### Verilen Görev a
Aşağıdaki girdilerin tamamında geçen "chevron-right-icon" ifadesini "arrow-right-icon" ile değiştir ve satırların geri kalanına dokunmadan hepsini yeniden yaz.

İnsanın seçenekleri olması güzel bir şey. İş hayatına atılmak ancak bunu geleneksel bir kurumsal yapılanmada gerçekleştirmeyi düşünmeyen gençler için tek alternatif güzergah start-up yapılanmasına gitmek değil. Esnek çalışma ortamlarını-koşullarını ve paketlerini arzulayan; öte yandan şirketlerin bu alanda attıkları hiçbir ilerici adımla kendilerine yeteri derecede alan sağla(ya)madıklarını düşünenler, tek bir işveren şemsiyesi altında olmadan, farklı zaman dilimlerinde, farklı finansal koşullarla, uzaktan çalışarak bir kariyer yolu çiziyorlar. Bu aynı zamanda yeni kuşakların büyük önem verdiği deneyim zenginleştirmeye de zemin sağlıyor. Zaten dünyada inanılmaz bir hızla yaygınlaşan kitle kaynak kullanımı ve “gig-economy”nin artan ağırlığını hem bu talebi doyurmaya, hem bu ihtiyaçtan beslenmeye odaklanıyor. Belki şirketler alışıldık formatta (bordrolu – süresiz sözleşmeli – sabit çalışma saatleri ile çalışan – adresi sabit vb.) çalışanları bünyelerine katamıyorlar, ancak buradaki kazan-kazandan ziyadesiyle faydalanıyorlar. Dolayısıyla burada bir parantez açmalıyız: Konuya şirketler için sadece risk bakış açısı ile değil, fırsat penceresinden bakmak gerekiyor.

### Verilen Görev b
Esnek çalışma ve gig ekonomisi üzerine olan metnin devamını yaz.

[Açıklamalı öğe listeleri]
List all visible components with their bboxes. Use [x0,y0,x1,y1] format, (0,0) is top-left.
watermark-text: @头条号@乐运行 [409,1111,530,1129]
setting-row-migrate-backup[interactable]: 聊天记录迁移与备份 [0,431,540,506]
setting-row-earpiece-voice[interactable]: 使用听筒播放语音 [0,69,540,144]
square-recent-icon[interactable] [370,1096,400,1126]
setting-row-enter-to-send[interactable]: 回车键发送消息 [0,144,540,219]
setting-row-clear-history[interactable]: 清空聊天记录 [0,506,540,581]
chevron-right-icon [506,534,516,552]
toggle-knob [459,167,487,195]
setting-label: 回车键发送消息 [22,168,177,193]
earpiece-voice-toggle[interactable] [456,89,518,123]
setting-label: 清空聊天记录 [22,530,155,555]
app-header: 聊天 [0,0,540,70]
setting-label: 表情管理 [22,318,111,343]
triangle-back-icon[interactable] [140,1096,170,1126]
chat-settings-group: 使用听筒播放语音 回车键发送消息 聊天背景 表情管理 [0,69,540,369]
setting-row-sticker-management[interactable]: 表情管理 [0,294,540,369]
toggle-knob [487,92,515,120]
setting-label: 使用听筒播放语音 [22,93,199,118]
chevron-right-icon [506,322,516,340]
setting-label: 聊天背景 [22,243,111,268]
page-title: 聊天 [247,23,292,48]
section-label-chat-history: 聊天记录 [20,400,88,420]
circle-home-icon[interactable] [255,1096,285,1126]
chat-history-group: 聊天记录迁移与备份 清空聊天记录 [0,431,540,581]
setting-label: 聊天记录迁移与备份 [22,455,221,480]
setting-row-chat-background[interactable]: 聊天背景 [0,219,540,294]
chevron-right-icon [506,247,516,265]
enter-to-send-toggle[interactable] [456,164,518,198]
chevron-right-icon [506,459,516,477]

### Alıştırma Yanıtı a
List all visible components with their bboxes. Use [x0,y0,x1,y1] format, (0,0) is top-left.
watermark-text: @头条号@乐运行 [409,1111,530,1129]
setting-row-migrate-backup[interactable]: 聊天记录迁移与备份 [0,431,540,506]
setting-row-earpiece-voice[interactable]: 使用听筒播放语音 [0,69,540,144]
square-recent-icon[interactable] [370,1096,400,1126]
setting-row-enter-to-send[interactable]: 回车键发送消息 [0,144,540,219]
setting-row-clear-history[interactable]: 清空聊天记录 [0,506,540,581]
arrow-right-icon [506,534,516,552]
toggle-knob [459,167,487,195]
setting-label: 回车键发送消息 [22,168,177,193]
earpiece-voice-toggle[interactable] [456,89,518,123]
setting-label: 清空聊天记录 [22,530,155,555]
app-header: 聊天 [0,0,540,70]
setting-label: 表情管理 [22,318,111,343]
triangle-back-icon[interactable] [140,1096,170,1126]
chat-settings-group: 使用听筒播放语音 回车键发送消息 聊天背景 表情管理 [0,69,540,369]
setting-row-sticker-management[interactable]: 表情管理 [0,294,540,369]
toggle-knob [487,92,515,120]
setting-label: 使用听筒播放语音 [22,93,199,118]
arrow-right-icon [506,322,516,340]
setting-label: 聊天背景 [22,243,111,268]
page-title: 聊天 [247,23,292,48]
section-label-chat-history: 聊天记录 [20,400,88,420]
circle-home-icon[interactable] [255,1096,285,1126]
chat-history-group: 聊天记录迁移与备份 清空聊天记录 [0,431,540,581]
setting-label: 聊天记录迁移与备份 [22,455,221,480]
setting-row-chat-background[interactable]: 聊天背景 [0,219,540,294]
arrow-right-icon [506,247,516,265]
enter-to-send-toggle[interactable] [456,164,518,198]
arrow-right-icon [506,459,516,477]

### Alıştırma Yanıtı b
Üçüncü sebep belki de aralarında en ilginç olanı. Son yıllarda, üniversite sonrasında hiçbir şey yapmayı hedeflemeyenler yani çalışma hayatının içinde olmak istemeyen bireyler mevcut. Üstelik bu kitlenin önemli bir kısmı çok iyi eğitim görmüş, hatta akademik anlamda başarılı olmuş gençler. Aileleri onlara önemli bir yatırım yapmış, kendileri ise yoğun ve rekabetçi bir sistem içerisinde mücadelelerini vermişler. Ancak geleceklerini bu geçmiş üzerine inşa etmek istemiyorlar. Tabii ki bu tercihi yapanlar, ekonomik anlamda bağımsızlıklarını kazanamamaktalar. Buna rağmen hepsi olmasa bile bir kısmı bu seçimlerinden vazgeçmiyorlar. Oysa kağıt üzerinde, şirketlerin işe aldıkları mezunlardan hiçbir eksikleri yok. Nihayetinde öylesine iyi yetişmiş gençlerin kurumsal yaşamda değerlendirilememiş oluyorlar.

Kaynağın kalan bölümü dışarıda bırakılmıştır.